[What to work on]: Write out the whole listing, matching it exactly.

[Raw records]:

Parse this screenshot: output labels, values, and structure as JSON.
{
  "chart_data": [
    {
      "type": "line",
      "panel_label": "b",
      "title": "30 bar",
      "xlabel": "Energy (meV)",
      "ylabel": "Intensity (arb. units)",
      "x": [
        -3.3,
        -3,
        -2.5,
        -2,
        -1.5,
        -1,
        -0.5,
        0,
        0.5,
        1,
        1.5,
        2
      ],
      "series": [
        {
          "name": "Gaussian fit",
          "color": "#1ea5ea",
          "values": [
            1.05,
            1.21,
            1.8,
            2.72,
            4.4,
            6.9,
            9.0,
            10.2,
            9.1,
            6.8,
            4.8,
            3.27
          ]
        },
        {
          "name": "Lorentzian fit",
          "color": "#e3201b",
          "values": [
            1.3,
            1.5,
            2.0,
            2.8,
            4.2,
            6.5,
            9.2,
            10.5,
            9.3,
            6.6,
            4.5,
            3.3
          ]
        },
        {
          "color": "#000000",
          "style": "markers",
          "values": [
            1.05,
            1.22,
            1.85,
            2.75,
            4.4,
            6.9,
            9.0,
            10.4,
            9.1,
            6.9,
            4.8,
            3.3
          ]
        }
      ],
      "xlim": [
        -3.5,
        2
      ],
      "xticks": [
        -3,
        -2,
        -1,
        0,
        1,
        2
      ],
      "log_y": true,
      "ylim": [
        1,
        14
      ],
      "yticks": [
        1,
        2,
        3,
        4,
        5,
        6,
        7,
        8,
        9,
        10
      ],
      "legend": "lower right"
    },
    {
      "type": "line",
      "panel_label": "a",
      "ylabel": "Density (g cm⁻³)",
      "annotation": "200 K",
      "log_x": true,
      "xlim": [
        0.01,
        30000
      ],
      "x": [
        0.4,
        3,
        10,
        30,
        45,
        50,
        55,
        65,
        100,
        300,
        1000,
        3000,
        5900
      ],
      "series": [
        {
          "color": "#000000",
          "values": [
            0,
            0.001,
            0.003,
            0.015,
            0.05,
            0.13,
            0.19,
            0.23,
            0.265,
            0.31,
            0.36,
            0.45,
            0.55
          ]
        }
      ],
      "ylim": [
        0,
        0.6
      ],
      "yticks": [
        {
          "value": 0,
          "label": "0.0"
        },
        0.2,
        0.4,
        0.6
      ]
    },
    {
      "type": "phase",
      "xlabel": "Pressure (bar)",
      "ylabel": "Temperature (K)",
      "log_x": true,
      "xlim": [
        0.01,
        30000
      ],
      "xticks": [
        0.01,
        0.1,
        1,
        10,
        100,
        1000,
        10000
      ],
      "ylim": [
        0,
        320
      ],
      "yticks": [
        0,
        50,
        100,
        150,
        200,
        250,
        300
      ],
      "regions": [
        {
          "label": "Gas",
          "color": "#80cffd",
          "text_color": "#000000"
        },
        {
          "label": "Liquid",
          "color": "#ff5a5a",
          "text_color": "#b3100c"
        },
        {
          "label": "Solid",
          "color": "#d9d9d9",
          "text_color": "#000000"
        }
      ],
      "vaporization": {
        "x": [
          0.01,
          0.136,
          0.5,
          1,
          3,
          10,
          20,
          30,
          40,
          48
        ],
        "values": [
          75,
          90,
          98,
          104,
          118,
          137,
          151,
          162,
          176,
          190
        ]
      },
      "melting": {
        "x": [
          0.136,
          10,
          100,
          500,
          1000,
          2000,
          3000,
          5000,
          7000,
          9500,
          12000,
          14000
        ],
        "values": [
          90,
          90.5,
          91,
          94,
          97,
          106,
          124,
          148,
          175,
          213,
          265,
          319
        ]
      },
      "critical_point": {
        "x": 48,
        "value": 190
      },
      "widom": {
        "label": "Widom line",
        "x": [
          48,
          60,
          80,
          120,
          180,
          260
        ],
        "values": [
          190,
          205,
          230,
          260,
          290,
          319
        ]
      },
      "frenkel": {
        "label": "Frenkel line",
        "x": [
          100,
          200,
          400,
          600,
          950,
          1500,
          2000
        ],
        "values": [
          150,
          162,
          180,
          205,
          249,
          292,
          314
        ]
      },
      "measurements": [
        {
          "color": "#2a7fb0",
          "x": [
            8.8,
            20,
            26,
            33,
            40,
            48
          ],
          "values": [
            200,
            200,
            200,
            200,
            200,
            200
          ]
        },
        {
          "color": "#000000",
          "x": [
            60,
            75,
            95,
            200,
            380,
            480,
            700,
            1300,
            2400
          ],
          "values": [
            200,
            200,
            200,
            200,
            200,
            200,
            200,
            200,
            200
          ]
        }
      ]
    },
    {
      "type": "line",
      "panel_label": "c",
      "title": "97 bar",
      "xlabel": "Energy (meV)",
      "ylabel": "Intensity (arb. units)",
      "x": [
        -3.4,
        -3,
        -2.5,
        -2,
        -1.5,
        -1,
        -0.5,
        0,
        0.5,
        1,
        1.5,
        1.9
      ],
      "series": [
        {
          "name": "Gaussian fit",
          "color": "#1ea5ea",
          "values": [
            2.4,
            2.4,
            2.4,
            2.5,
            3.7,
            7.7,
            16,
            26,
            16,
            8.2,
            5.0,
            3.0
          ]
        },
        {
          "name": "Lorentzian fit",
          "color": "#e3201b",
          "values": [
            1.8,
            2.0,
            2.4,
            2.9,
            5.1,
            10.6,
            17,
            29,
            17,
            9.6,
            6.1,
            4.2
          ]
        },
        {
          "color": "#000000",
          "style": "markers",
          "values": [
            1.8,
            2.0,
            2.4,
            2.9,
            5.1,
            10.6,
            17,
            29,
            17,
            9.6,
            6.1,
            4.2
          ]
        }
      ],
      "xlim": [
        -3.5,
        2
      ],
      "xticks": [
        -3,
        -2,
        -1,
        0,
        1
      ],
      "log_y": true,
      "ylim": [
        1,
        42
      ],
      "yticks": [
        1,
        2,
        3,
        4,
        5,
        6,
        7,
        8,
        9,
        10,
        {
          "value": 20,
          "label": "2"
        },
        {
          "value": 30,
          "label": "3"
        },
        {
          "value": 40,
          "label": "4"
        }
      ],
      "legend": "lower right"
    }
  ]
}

[Solution]:
Parse this screenshot: output labels, values, and structure as JSON.
{
  "chart_data": [
    {
      "type": "line",
      "panel_label": "b",
      "title": "30 bar",
      "xlabel": "Energy (meV)",
      "ylabel": "Intensity (arb. units)",
      "x": [
        -3.3,
        -3,
        -2.5,
        -2,
        -1.5,
        -1,
        -0.5,
        0,
        0.5,
        1,
        1.5,
        2
      ],
      "series": [
        {
          "name": "Gaussian fit",
          "color": "#1ea5ea",
          "values": [
            1.05,
            1.21,
            1.8,
            2.72,
            4.4,
            6.9,
            9.0,
            10.2,
            9.1,
            6.8,
            4.8,
            3.27
          ]
        },
        {
          "name": "Lorentzian fit",
          "color": "#e3201b",
          "values": [
            1.3,
            1.5,
            2.0,
            2.8,
            4.2,
            6.5,
            9.2,
            10.5,
            9.3,
            6.6,
            4.5,
            3.3
          ]
        },
        {
          "color": "#000000",
          "style": "markers",
          "values": [
            1.05,
            1.22,
            1.85,
            2.75,
            4.4,
            6.9,
            9.0,
            10.4,
            9.1,
            6.9,
            4.8,
            3.3
          ]
        }
      ],
      "xlim": [
        -3.5,
        2
      ],
      "xticks": [
        -3,
        -2,
        -1,
        0,
        1,
        2
      ],
      "log_y": true,
      "ylim": [
        1,
        14
      ],
      "yticks": [
        1,
        2,
        3,
        4,
        5,
        6,
        7,
        8,
        9,
        10
      ],
      "legend": "lower right"
    },
    {
      "type": "line",
      "panel_label": "a",
      "ylabel": "Density (g cm⁻³)",
      "annotation": "200 K",
      "log_x": true,
      "xlim": [
        0.01,
        30000
      ],
      "x": [
        0.4,
        3,
        10,
        30,
        45,
        50,
        55,
        65,
        100,
        300,
        1000,
        3000,
        5900
      ],
      "series": [
        {
          "color": "#000000",
          "values": [
            0,
            0.001,
            0.003,
            0.015,
            0.05,
            0.13,
            0.19,
            0.23,
            0.265,
            0.31,
            0.36,
            0.45,
            0.55
          ]
        }
      ],
      "ylim": [
        0,
        0.6
      ],
      "yticks": [
        {
          "value": 0,
          "label": "0.0"
        },
        0.2,
        0.4,
        0.6
      ]
    },
    {
      "type": "phase",
      "xlabel": "Pressure (bar)",
      "ylabel": "Temperature (K)",
      "log_x": true,
      "xlim": [
        0.01,
        30000
      ],
      "xticks": [
        0.01,
        0.1,
        1,
        10,
        100,
        1000,
        10000
      ],
      "ylim": [
        0,
        320
      ],
      "yticks": [
        0,
        50,
        100,
        150,
        200,
        250,
        300
      ],
      "regions": [
        {
          "label": "Gas",
          "color": "#80cffd",
          "text_color": "#000000"
        },
        {
          "label": "Liquid",
          "color": "#ff5a5a",
          "text_color": "#b3100c"
        },
        {
          "label": "Solid",
          "color": "#d9d9d9",
          "text_color": "#000000"
        }
      ],
      "vaporization": {
        "x": [
          0.01,
          0.136,
          0.5,
          1,
          3,
          10,
          20,
          30,
          40,
          48
        ],
        "values": [
          75,
          90,
          98,
          104,
          118,
          137,
          151,
          162,
          176,
          190
        ]
      },
      "melting": {
        "x": [
          0.136,
          10,
          100,
          500,
          1000,
          2000,
          3000,
          5000,
          7000,
          9500,
          12000,
          14000
        ],
        "values": [
          90,
          90.5,
          91,
          94,
          97,
          106,
          124,
          148,
          175,
          213,
          265,
          319
        ]
      },
      "critical_point": {
        "x": 48,
        "value": 190
      },
      "widom": {
        "label": "Widom line",
        "x": [
          48,
          60,
          80,
          120,
          180,
          260
        ],
        "values": [
          190,
          205,
          230,
          260,
          290,
          319
        ]
      },
      "frenkel": {
        "label": "Frenkel line",
        "x": [
          100,
          200,
          400,
          600,
          950,
          1500,
          2000
        ],
        "values": [
          150,
          162,
          180,
          205,
          249,
          292,
          314
        ]
      },
      "measurements": [
        {
          "color": "#2a7fb0",
          "x": [
            8.8,
            20,
            26,
            33,
            40,
            48
          ],
          "values": [
            200,
            200,
            200,
            200,
            200,
            200
          ]
        },
        {
          "color": "#000000",
          "x": [
            60,
            75,
            95,
            200,
            380,
            480,
            700,
            1300,
            2400
          ],
          "values": [
            200,
            200,
            200,
            200,
            200,
            200,
            200,
            200,
            200
          ]
        }
      ]
    },
    {
      "type": "line",
      "panel_label": "c",
      "title": "97 bar",
      "xlabel": "Energy (meV)",
      "ylabel": "Intensity (arb. units)",
      "x": [
        -3.4,
        -3,
        -2.5,
        -2,
        -1.5,
        -1,
        -0.5,
        0,
        0.5,
        1,
        1.5,
        1.9
      ],
      "series": [
        {
          "name": "Gaussian fit",
          "color": "#1ea5ea",
          "values": [
            2.4,
            2.4,
            2.4,
            2.5,
            3.7,
            7.7,
            16,
            26,
            16,
            8.2,
            5.0,
            3.0
          ]
        },
        {
          "name": "Lorentzian fit",
          "color": "#e3201b",
          "values": [
            1.8,
            2.0,
            2.4,
            2.9,
            5.1,
            10.6,
            17,
            29,
            17,
            9.6,
            6.1,
            4.2
          ]
        },
        {
          "color": "#000000",
          "style": "markers",
          "values": [
            1.8,
            2.0,
            2.4,
            2.9,
            5.1,
            10.6,
            17,
            29,
            17,
            9.6,
            6.1,
            4.2
          ]
        }
      ],
      "xlim": [
        -3.5,
        2
      ],
      "xticks": [
        -3,
        -2,
        -1,
        0,
        1
      ],
      "log_y": true,
      "ylim": [
        1,
        42
      ],
      "yticks": [
        1,
        2,
        3,
        4,
        5,
        6,
        7,
        8,
        9,
        10,
        {
          "value": 20,
          "label": "2"
        },
        {
          "value": 30,
          "label": "3"
        },
        {
          "value": 40,
          "label": "4"
        }
      ],
      "legend": "lower right"
    }
  ]
}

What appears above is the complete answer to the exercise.